Teruskan teks berita di bawah tentang perumusan Grand Desain Pembangunan Kependudukan Jawa Barat, mulai setelah kalimat terakhir yang tercantum.

**Teks untuk Dibaca**
>>>
GDPK HARUS MENJAWAB TANTANGAN KEPENDUDUKAN JANGKA PANJANG
Bandung – Perwakilan
BKKBN Jabar Online : Bonus demografi di Jawa Barat sudah dimulai sejak tahun
2010 lalu, dan menurut perhitungan akan berlangsung hingga tahun 2025.
Menyikapi hal tersebut, Kepala Perwakilan BKKBN Jabar, Sukaryo Teguh Santoso
memandang pentingnya perumusan Grand Desain Pembangunan Kependudukan (GDPK)
Jawa Barat yang jangka panjang, yang tidak hanya menjawab tantangan bonus
demografi, tetapi juga pasca berakhirnya bonus demografi.
Hal ini disampaikan
Teguh saat membuka Pertemuan Identifikasi Isu Strategis Kebijakan Pembangunan
Berwawasan Kependudukan, dengan tema “Grand Design Pembangunan Kependudukan”
yang dilaksanakan rabu (11/10), di Ruang Prabu Siliwangi, Kantor Perwakilan BKKBN
Jabar, Bandung.
<<<
**Data yang Diberikan**
>>>
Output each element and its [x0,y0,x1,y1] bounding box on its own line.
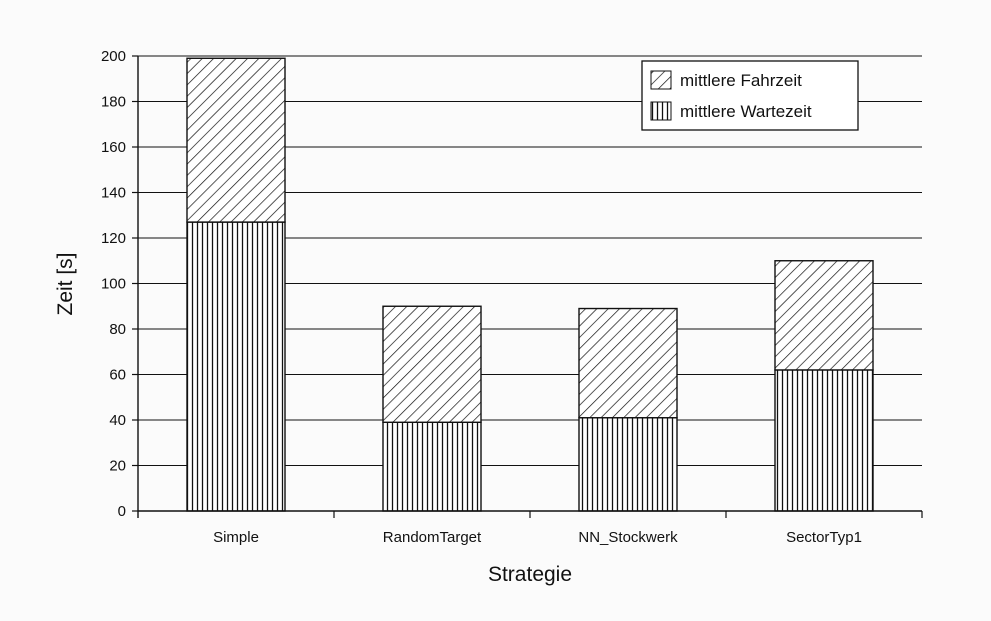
<<<
**Hasil yang Diharapkan**
Teguh menjelaskan,
tantangan penanganan penduduk usia produktif tidak semata dimaknai dalam
konteks ekonomi saja sebagai orang yang bekerja, tetapi juga harus dilihat
dalam konteks reproduksi, karena ada usia-usia produktif yang berpotensi untuk
punya anak. “Ini menjadi penting, aspek kualitas ada di sini” tandasnya.
Ia menyebut 26,7
persen atau seperempat dari 47,2 juta penduduk Jawa Barat yang merupakan
penduduk remaja, sehingga perlu perlakuan yang lebih istimewa agar usia remaja
pada saatnya nanti berkeluarga tidak menjadi beban.
Selain itu, Teguh
juga menilai pentingnya menyikapi situasi kependudukan pasca bonus demografi.
Menurutnya bonus demografi di Jawa Barat yang akan berakhir pada tahun 2025,
atau 10 tahun lebih cepat dari nasional pada tahun 2035, akan berdampak pada
pertumbuhan penduduk lansia. “Jadi kedepan
Jabar akan memasuki ageing population society,” kata Teguh.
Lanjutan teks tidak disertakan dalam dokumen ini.